Written request: Set down only those lines that fall from the line containing "What data populates" through the line containing "Decode this image", unchanged and without pictures.

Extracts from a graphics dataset
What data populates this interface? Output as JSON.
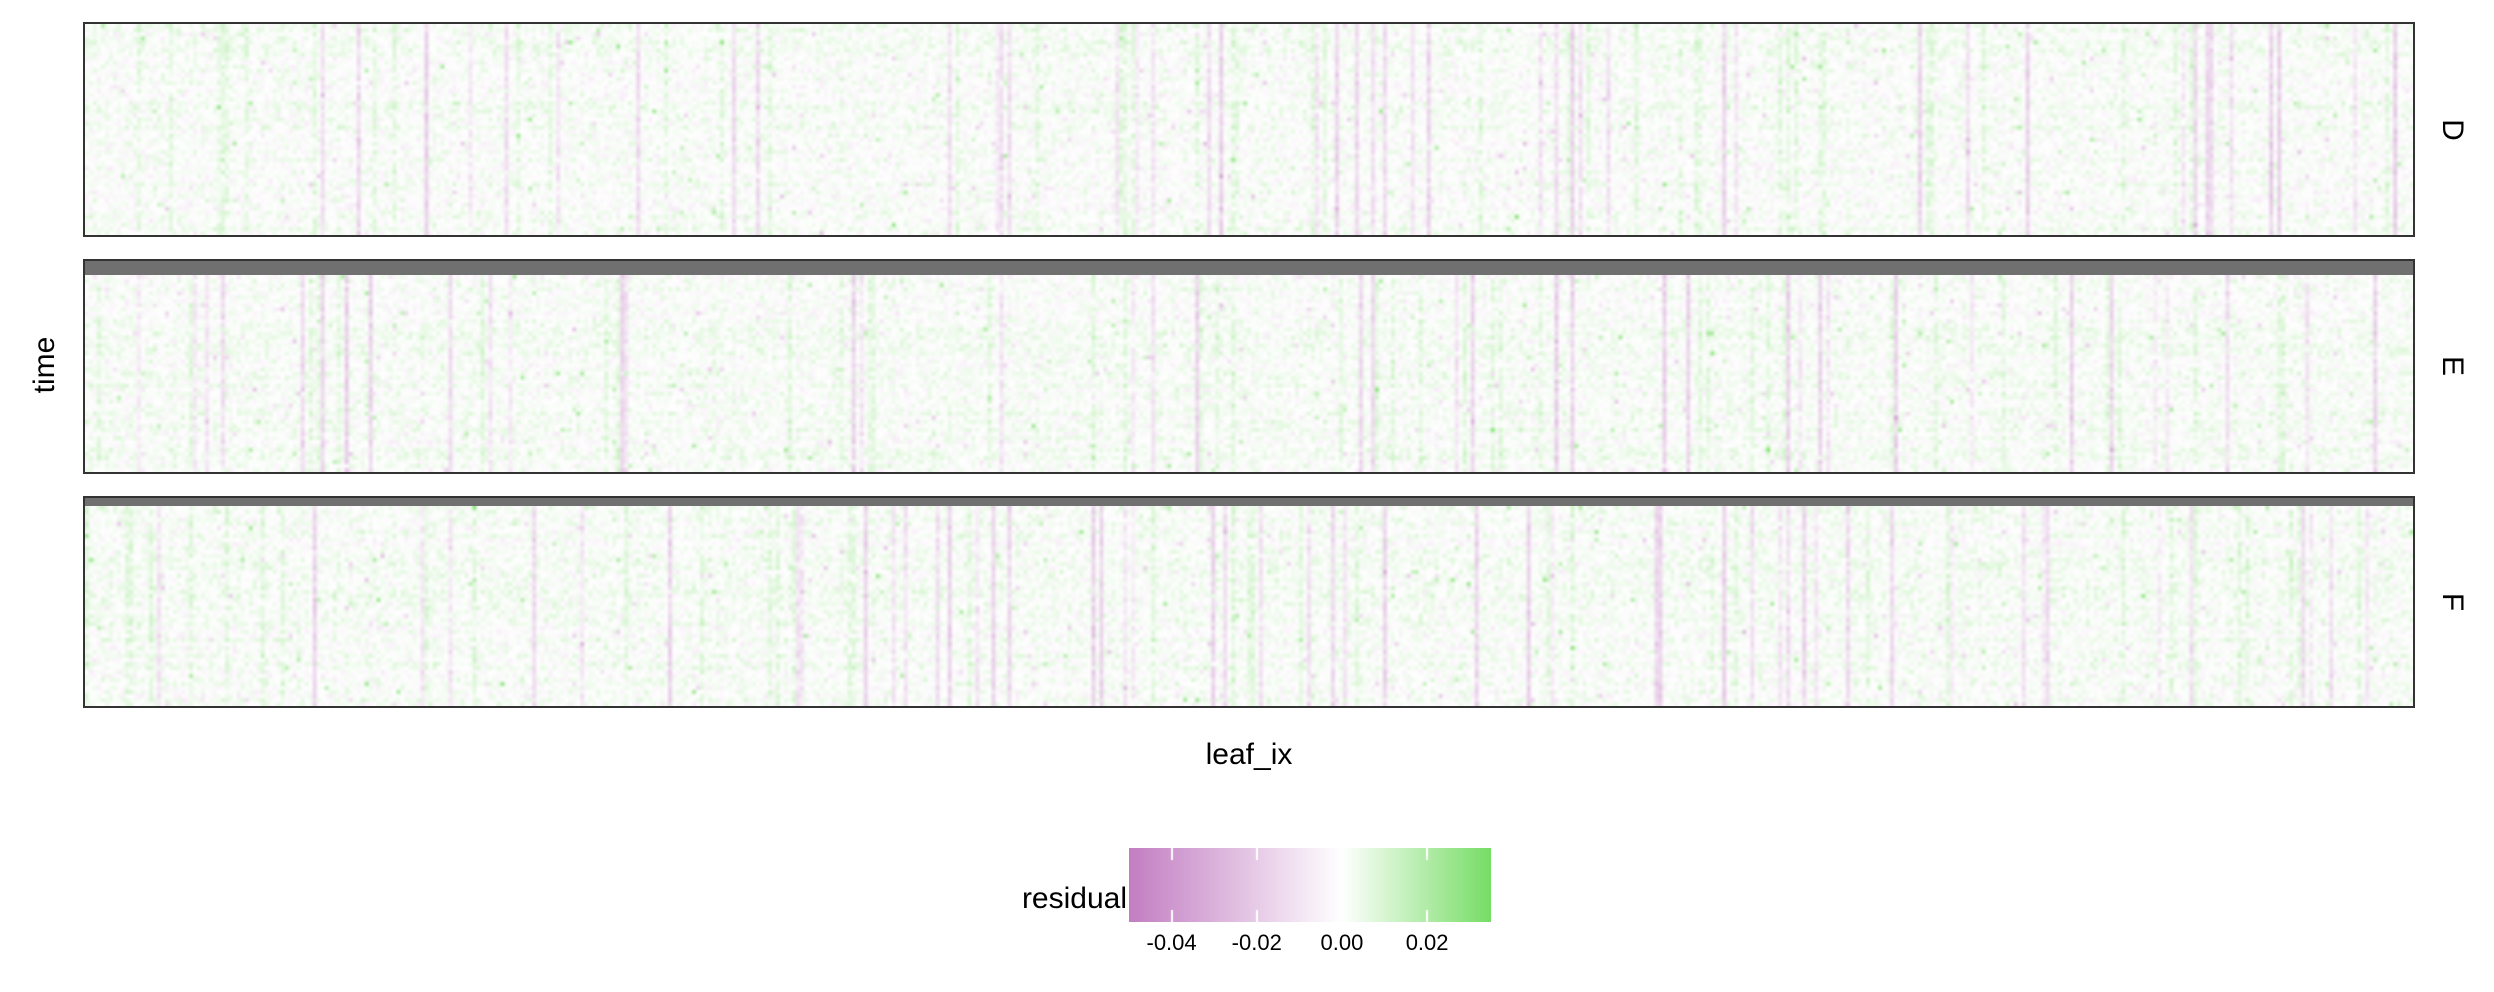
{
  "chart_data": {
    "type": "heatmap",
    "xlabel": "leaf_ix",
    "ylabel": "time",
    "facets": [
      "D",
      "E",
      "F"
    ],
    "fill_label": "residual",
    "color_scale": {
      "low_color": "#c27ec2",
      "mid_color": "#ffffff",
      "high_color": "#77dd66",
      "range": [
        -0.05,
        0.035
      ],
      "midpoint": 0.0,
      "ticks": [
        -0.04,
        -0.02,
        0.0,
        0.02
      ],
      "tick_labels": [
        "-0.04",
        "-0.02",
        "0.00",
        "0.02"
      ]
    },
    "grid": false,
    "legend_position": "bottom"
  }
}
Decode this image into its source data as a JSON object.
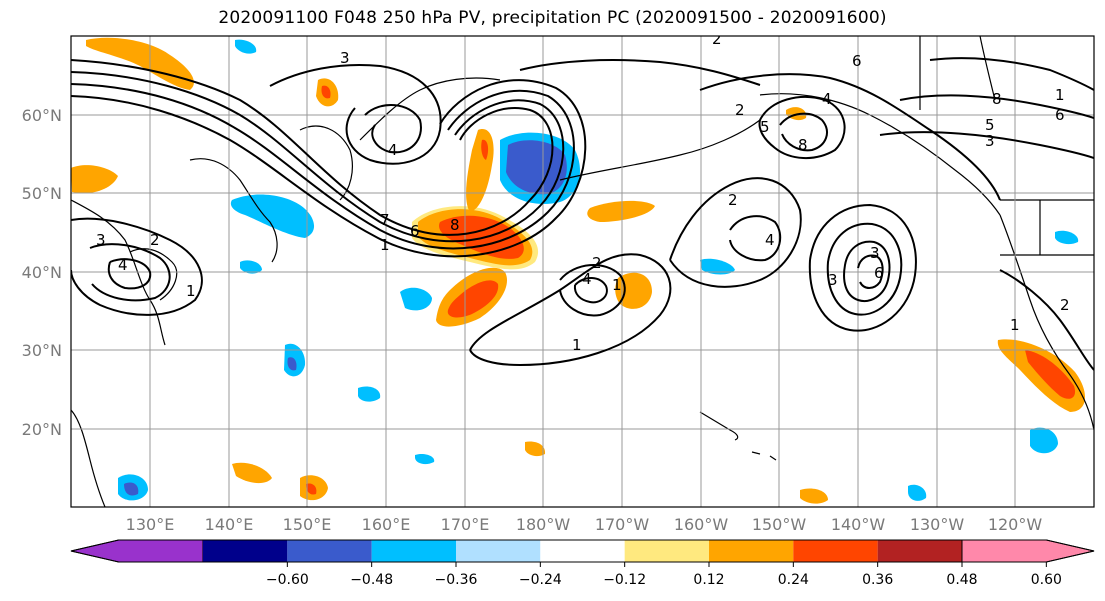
--
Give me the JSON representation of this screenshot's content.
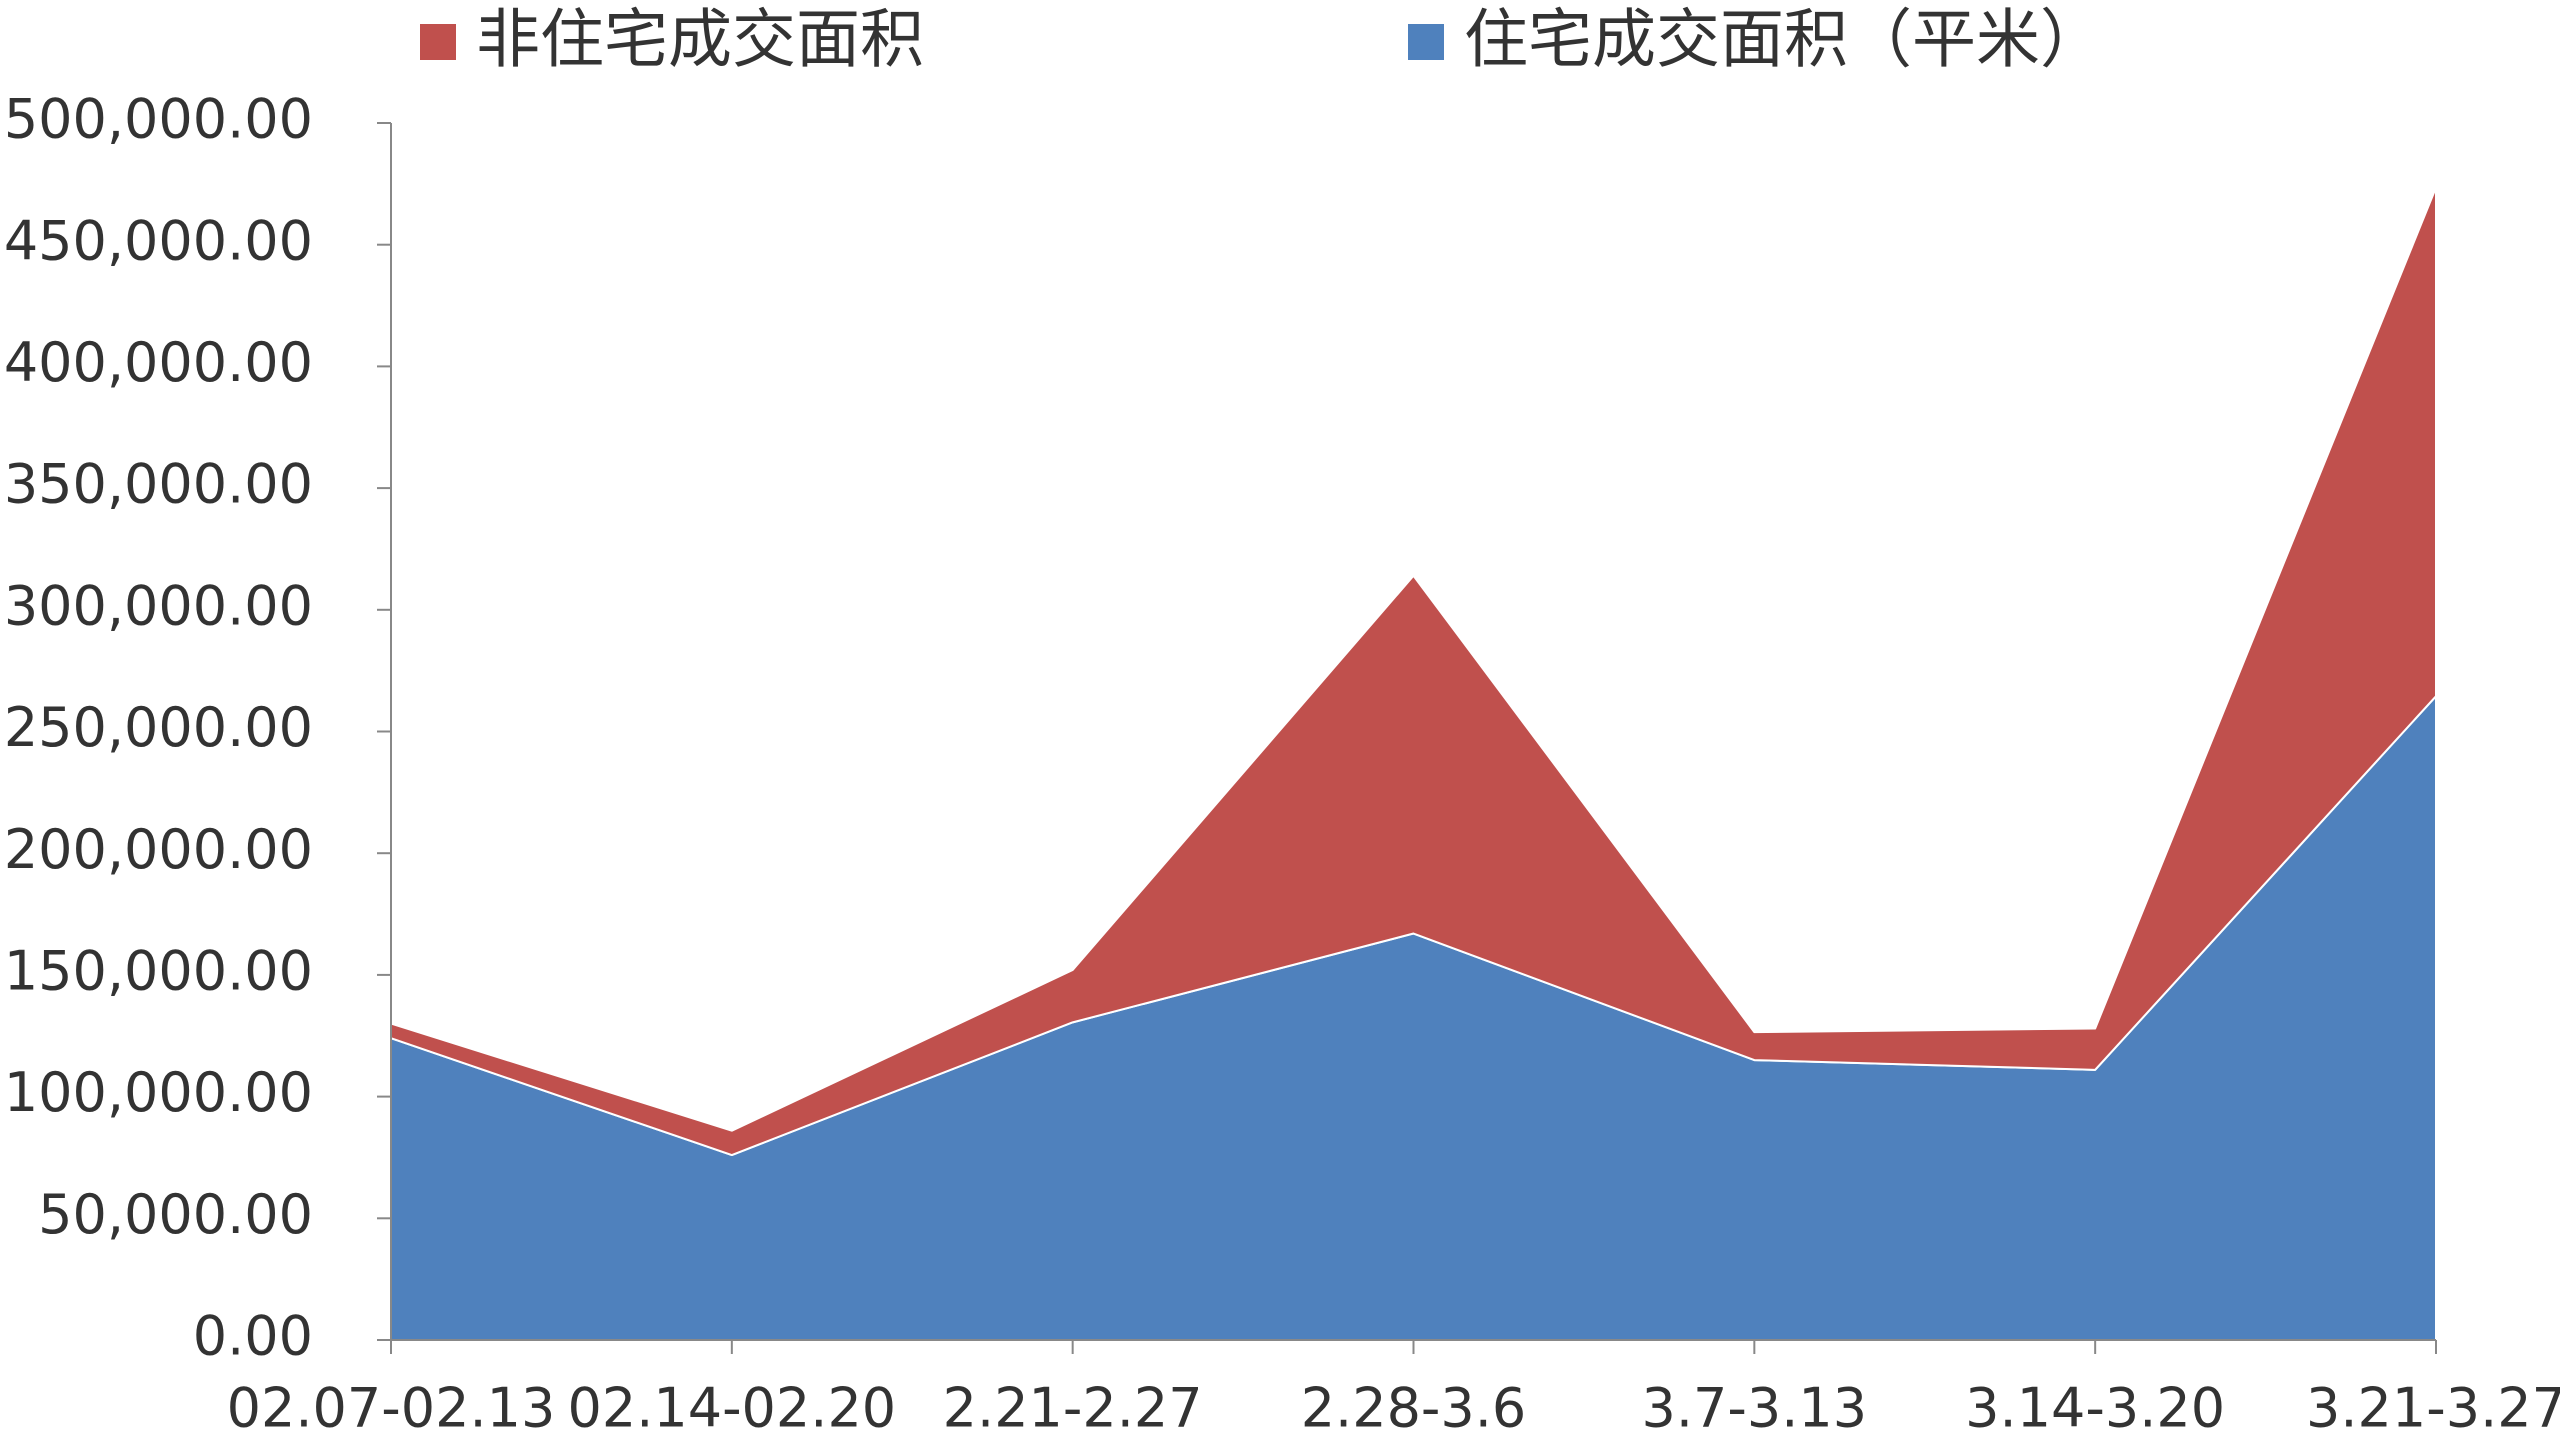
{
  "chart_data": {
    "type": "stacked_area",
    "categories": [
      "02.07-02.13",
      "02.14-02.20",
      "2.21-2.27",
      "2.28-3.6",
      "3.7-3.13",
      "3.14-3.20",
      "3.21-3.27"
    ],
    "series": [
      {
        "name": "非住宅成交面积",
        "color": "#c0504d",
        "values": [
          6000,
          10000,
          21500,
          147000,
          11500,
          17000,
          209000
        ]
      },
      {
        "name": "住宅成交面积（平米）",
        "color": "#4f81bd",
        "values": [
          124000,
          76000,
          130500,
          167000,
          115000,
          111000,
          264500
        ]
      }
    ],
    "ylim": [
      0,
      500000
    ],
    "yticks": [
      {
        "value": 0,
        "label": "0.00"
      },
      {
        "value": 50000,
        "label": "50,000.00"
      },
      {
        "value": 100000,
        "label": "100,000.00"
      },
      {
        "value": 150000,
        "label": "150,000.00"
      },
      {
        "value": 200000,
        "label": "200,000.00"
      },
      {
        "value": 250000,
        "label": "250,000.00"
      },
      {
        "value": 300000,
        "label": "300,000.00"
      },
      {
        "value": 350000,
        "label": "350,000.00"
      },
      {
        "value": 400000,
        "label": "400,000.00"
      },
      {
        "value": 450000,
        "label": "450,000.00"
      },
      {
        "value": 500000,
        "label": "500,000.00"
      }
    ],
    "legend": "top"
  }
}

Written solution:
What data populates this interface? Output as JSON.
{
  "chart_data": {
    "type": "heatmap",
    "xlabel": "leaf_ix",
    "ylabel": "time",
    "facets": [
      "D",
      "E",
      "F"
    ],
    "fill_label": "residual",
    "color_scale": {
      "low_color": "#c27ec2",
      "mid_color": "#ffffff",
      "high_color": "#77dd66",
      "range": [
        -0.05,
        0.035
      ],
      "midpoint": 0.0,
      "ticks": [
        -0.04,
        -0.02,
        0.0,
        0.02
      ],
      "tick_labels": [
        "-0.04",
        "-0.02",
        "0.00",
        "0.02"
      ]
    },
    "grid": false,
    "legend_position": "bottom"
  }
}
Decode this image into its source data as a JSON object.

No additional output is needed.